━━ Given data ━━
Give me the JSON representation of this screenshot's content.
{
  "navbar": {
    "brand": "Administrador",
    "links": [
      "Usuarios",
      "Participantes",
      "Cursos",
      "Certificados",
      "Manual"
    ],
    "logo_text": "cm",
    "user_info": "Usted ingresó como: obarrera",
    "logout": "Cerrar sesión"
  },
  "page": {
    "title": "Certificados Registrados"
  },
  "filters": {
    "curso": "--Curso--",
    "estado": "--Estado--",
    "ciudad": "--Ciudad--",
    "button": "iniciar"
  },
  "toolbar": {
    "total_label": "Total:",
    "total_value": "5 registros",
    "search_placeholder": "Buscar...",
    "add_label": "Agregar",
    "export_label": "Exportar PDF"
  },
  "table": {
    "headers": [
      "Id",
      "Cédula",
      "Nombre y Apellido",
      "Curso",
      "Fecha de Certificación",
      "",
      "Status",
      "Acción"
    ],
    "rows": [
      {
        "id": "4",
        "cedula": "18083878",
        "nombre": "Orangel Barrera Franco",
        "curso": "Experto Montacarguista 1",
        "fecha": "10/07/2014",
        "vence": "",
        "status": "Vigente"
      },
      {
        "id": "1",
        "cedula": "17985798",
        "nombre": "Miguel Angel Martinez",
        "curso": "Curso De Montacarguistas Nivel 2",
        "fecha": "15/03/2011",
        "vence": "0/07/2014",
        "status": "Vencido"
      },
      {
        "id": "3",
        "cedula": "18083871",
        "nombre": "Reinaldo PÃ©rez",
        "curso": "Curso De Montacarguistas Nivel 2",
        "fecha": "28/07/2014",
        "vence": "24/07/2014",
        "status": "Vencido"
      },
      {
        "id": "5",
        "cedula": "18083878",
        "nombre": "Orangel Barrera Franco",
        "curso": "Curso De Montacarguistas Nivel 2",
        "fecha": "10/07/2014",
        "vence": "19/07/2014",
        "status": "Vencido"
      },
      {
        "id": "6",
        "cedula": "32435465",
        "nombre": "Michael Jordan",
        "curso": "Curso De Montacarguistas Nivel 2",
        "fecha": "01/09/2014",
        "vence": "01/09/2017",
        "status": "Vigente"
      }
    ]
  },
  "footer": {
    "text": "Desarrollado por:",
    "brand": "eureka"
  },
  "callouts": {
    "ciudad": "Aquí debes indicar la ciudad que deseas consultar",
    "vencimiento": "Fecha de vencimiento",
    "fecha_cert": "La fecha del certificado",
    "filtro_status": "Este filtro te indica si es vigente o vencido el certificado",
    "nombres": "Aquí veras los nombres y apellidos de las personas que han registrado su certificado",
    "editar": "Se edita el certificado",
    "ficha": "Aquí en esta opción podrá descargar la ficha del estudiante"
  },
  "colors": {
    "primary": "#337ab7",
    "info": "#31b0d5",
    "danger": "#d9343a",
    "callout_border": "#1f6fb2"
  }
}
━━━
### What you have to do:
All of the material above needs to be retyped word for word.

### Written solution:
Give me the JSON representation of this screenshot's content.
{
  "navbar": {
    "brand": "Administrador",
    "links": [
      "Usuarios",
      "Participantes",
      "Cursos",
      "Certificados",
      "Manual"
    ],
    "logo_text": "cm",
    "user_info": "Usted ingresó como: obarrera",
    "logout": "Cerrar sesión"
  },
  "page": {
    "title": "Certificados Registrados"
  },
  "filters": {
    "curso": "--Curso--",
    "estado": "--Estado--",
    "ciudad": "--Ciudad--",
    "button": "iniciar"
  },
  "toolbar": {
    "total_label": "Total:",
    "total_value": "5 registros",
    "search_placeholder": "Buscar...",
    "add_label": "Agregar",
    "export_label": "Exportar PDF"
  },
  "table": {
    "headers": [
      "Id",
      "Cédula",
      "Nombre y Apellido",
      "Curso",
      "Fecha de Certificación",
      "",
      "Status",
      "Acción"
    ],
    "rows": [
      {
        "id": "4",
        "cedula": "18083878",
        "nombre": "Orangel Barrera Franco",
        "curso": "Experto Montacarguista 1",
        "fecha": "10/07/2014",
        "vence": "",
        "status": "Vigente"
      },
      {
        "id": "1",
        "cedula": "17985798",
        "nombre": "Miguel Angel Martinez",
        "curso": "Curso De Montacarguistas Nivel 2",
        "fecha": "15/03/2011",
        "vence": "0/07/2014",
        "status": "Vencido"
      },
      {
        "id": "3",
        "cedula": "18083871",
        "nombre": "Reinaldo PÃ©rez",
        "curso": "Curso De Montacarguistas Nivel 2",
        "fecha": "28/07/2014",
        "vence": "24/07/2014",
        "status": "Vencido"
      },
      {
        "id": "5",
        "cedula": "18083878",
        "nombre": "Orangel Barrera Franco",
        "curso": "Curso De Montacarguistas Nivel 2",
        "fecha": "10/07/2014",
        "vence": "19/07/2014",
        "status": "Vencido"
      },
      {
        "id": "6",
        "cedula": "32435465",
        "nombre": "Michael Jordan",
        "curso": "Curso De Montacarguistas Nivel 2",
        "fecha": "01/09/2014",
        "vence": "01/09/2017",
        "status": "Vigente"
      }
    ]
  },
  "footer": {
    "text": "Desarrollado por:",
    "brand": "eureka"
  },
  "callouts": {
    "ciudad": "Aquí debes indicar la ciudad que deseas consultar",
    "vencimiento": "Fecha de vencimiento",
    "fecha_cert": "La fecha del certificado",
    "filtro_status": "Este filtro te indica si es vigente o vencido el certificado",
    "nombres": "Aquí veras los nombres y apellidos de las personas que han registrado su certificado",
    "editar": "Se edita el certificado",
    "ficha": "Aquí en esta opción podrá descargar la ficha del estudiante"
  },
  "colors": {
    "primary": "#337ab7",
    "info": "#31b0d5",
    "danger": "#d9343a",
    "callout_border": "#1f6fb2"
  }
}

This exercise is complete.